>> start Record excerpts

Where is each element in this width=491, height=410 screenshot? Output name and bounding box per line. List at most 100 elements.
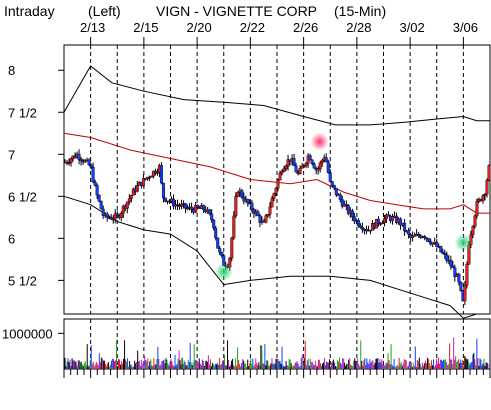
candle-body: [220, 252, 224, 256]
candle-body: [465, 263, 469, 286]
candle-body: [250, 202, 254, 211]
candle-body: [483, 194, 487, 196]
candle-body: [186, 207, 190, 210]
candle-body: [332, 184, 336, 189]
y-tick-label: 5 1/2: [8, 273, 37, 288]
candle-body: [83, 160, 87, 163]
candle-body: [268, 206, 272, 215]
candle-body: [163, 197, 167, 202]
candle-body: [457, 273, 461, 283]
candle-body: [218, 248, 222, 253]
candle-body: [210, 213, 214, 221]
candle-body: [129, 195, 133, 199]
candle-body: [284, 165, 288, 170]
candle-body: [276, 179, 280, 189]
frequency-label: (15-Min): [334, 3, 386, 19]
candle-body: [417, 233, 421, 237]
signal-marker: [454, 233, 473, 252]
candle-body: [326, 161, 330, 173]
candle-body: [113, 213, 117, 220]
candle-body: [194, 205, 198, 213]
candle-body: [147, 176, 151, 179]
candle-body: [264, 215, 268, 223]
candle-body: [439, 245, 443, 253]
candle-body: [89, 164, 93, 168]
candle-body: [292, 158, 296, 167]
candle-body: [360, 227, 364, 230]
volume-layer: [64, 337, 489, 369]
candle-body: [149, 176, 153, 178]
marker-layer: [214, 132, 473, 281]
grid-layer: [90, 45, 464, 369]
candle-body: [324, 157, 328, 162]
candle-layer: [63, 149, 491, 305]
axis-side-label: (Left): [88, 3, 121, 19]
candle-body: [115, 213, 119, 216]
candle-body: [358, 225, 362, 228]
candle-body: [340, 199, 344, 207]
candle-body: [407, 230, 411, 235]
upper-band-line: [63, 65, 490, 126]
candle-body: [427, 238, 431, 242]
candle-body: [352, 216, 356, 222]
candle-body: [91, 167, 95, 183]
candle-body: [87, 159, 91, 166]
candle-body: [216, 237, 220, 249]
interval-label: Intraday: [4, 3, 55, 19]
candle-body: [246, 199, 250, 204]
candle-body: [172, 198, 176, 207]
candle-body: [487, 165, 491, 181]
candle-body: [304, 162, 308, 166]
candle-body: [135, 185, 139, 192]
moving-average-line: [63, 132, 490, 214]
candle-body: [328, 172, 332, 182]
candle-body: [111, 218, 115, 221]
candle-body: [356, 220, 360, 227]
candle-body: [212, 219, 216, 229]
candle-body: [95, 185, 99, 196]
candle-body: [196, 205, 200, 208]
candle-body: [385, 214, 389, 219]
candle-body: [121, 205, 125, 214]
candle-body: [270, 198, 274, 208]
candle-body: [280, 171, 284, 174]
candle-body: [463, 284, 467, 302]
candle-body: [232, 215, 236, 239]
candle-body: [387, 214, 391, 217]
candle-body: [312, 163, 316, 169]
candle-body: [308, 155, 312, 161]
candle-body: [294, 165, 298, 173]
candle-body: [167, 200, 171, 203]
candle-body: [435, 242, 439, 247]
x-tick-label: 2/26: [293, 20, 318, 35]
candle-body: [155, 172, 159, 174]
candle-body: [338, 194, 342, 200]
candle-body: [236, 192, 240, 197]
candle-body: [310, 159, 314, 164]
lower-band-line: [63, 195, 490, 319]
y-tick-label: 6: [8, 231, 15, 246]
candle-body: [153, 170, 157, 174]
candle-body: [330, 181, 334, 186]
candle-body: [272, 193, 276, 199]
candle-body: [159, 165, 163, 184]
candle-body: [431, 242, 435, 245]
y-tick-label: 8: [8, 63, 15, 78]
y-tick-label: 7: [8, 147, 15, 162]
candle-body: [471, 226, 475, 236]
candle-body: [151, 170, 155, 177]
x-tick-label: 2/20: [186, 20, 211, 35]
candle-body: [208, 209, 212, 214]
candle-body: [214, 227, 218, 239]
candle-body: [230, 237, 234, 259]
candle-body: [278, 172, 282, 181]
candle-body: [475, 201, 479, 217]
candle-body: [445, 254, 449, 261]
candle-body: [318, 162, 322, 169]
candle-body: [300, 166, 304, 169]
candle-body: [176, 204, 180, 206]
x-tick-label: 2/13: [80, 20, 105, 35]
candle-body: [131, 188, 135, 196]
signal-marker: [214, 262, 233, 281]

>> end Record excerpts
>> start Record excerpts

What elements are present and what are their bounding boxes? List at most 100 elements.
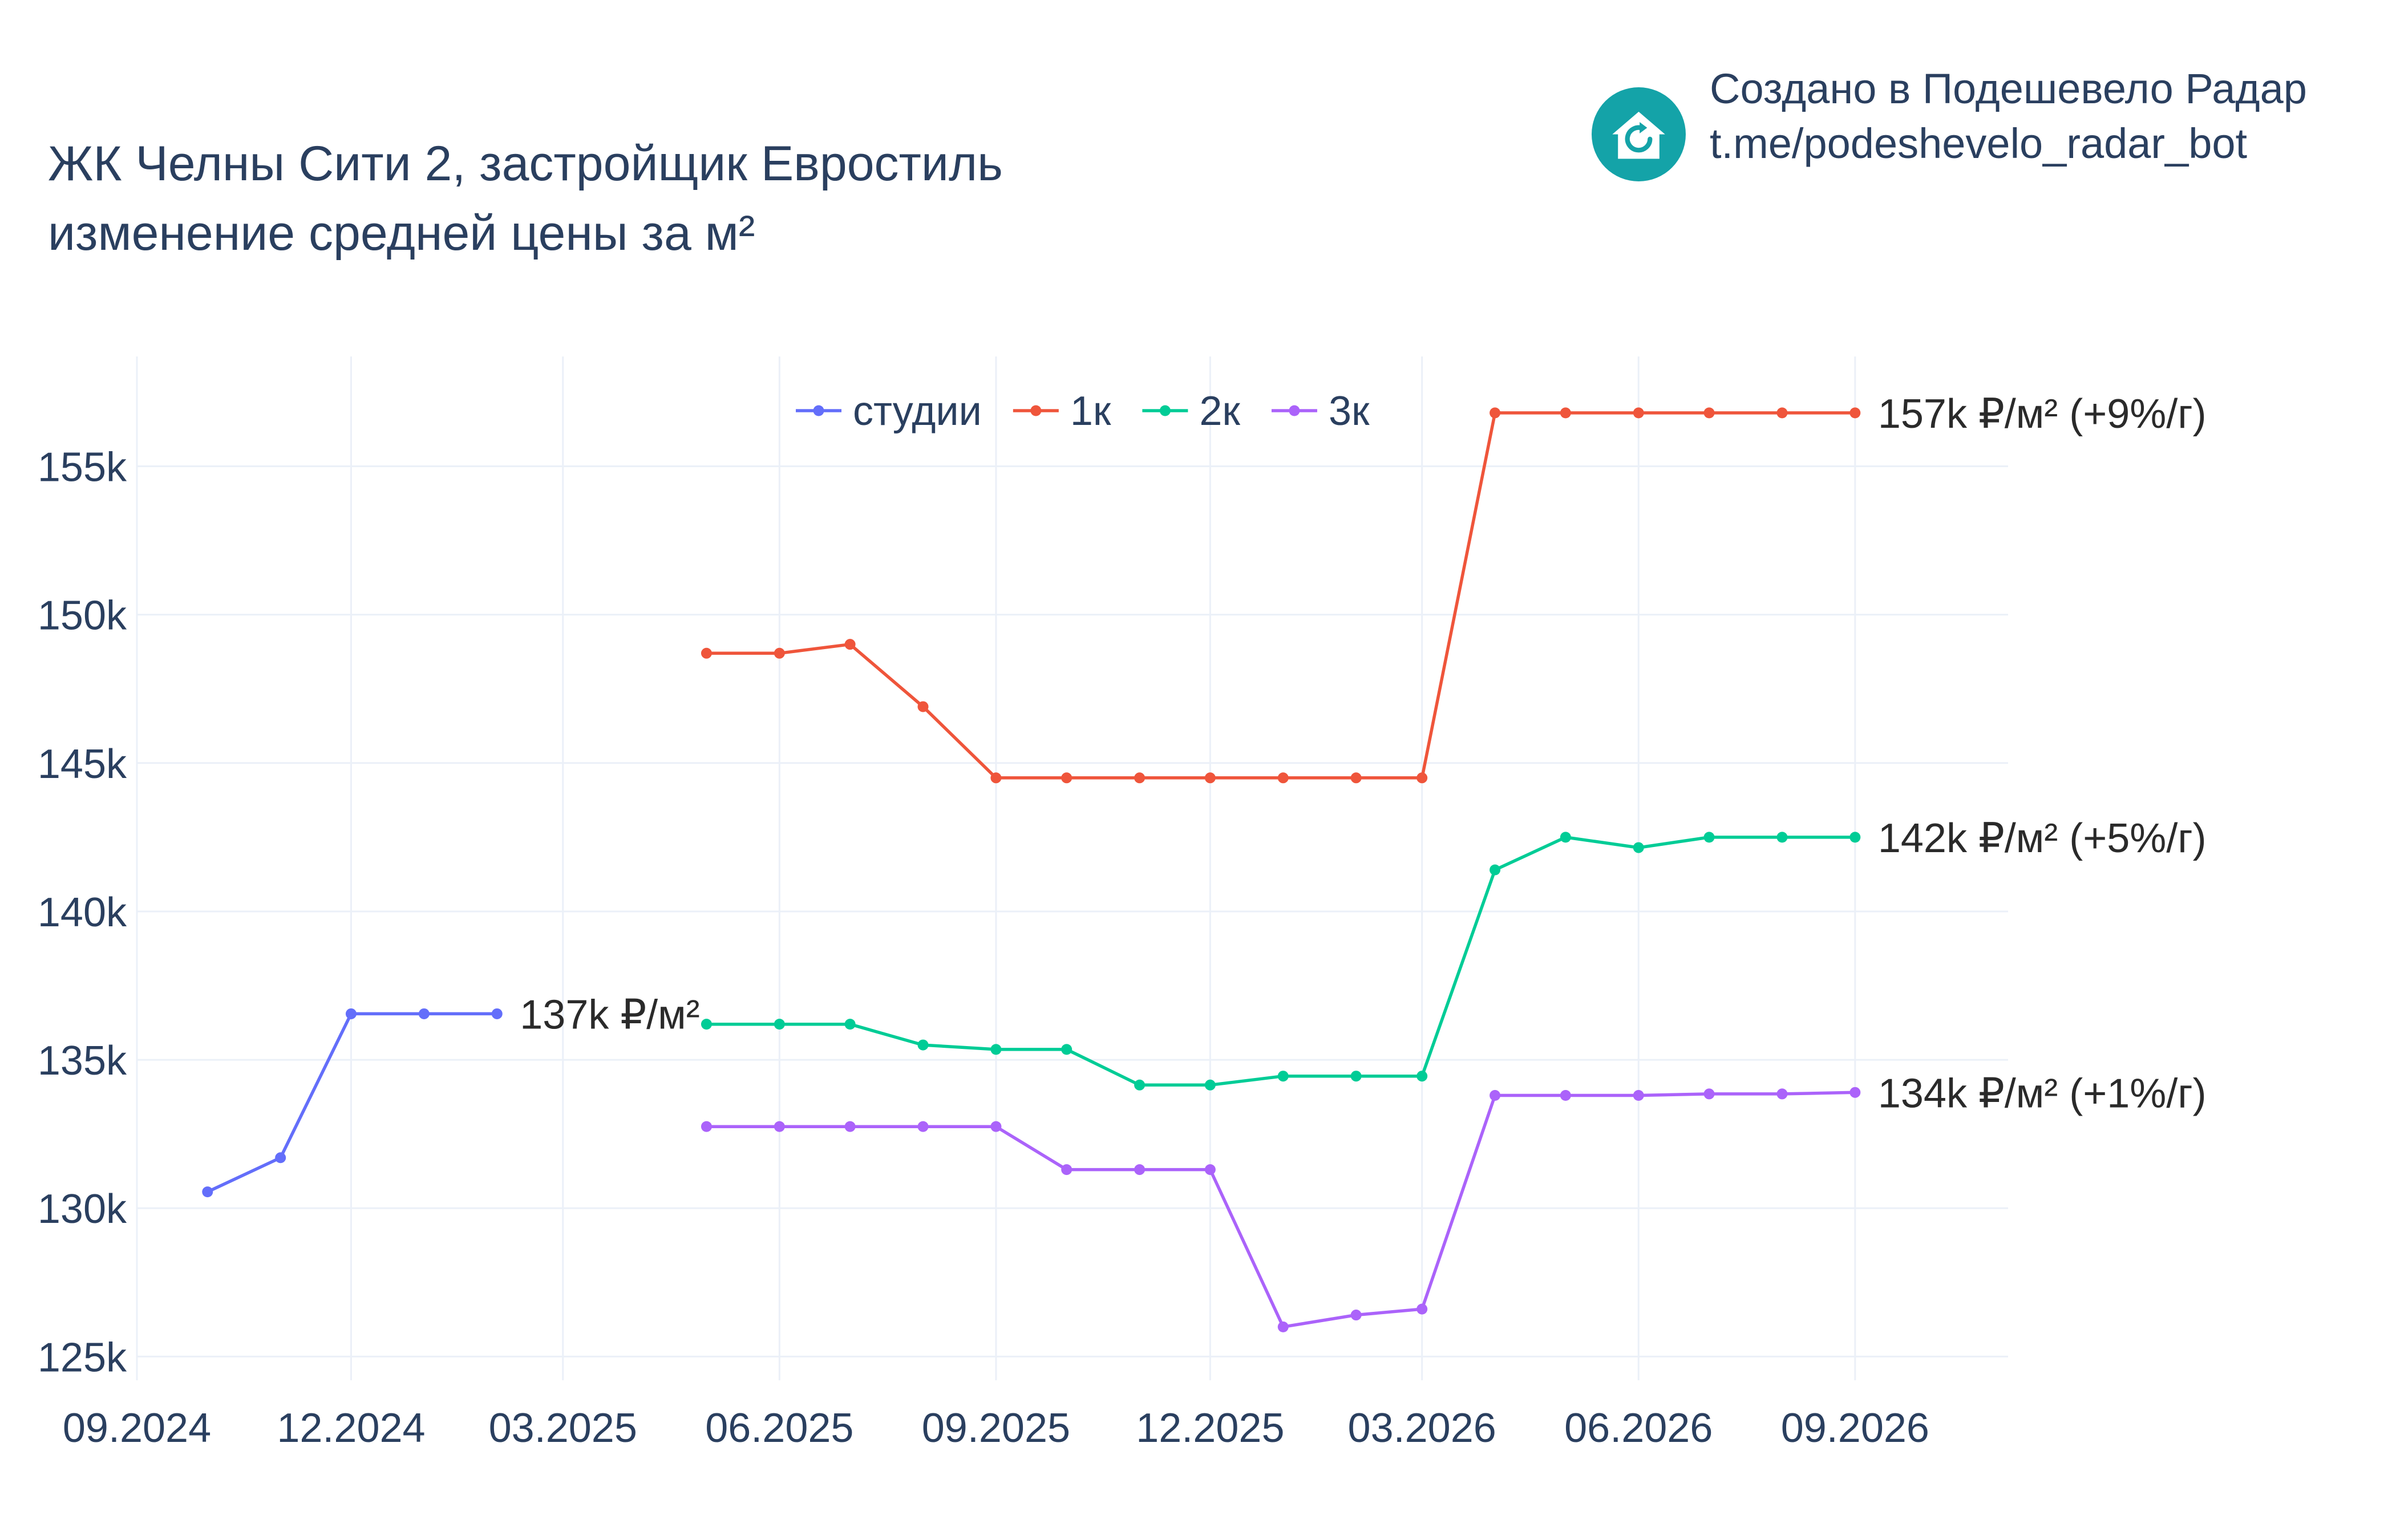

>> end Record excerpts

Recast everything in the rows above, from the line containing "Where is each" down to the line containing "y-tick-label: 5 1/2: [8, 273, 37, 288]", as a Markdown table with the columns No. and Line. Put each line in its own numbered entry, skip blank lines, and leave the picture out.

# [Finished exercise]
| No. | Line |
|---|---|
| 1 | Where is each element in this width=491, height=410 screenshot? Output name and bounding box per line. List at most 100 elements. |
| 2 | candle-body: [220, 252, 224, 256] |
| 3 | candle-body: [465, 263, 469, 286] |
| 4 | candle-body: [250, 202, 254, 211] |
| 5 | candle-body: [483, 194, 487, 196] |
| 6 | candle-body: [186, 207, 190, 210] |
| 7 | candle-body: [332, 184, 336, 189] |
| 8 | y-tick-label: 5 1/2: [8, 273, 37, 288] |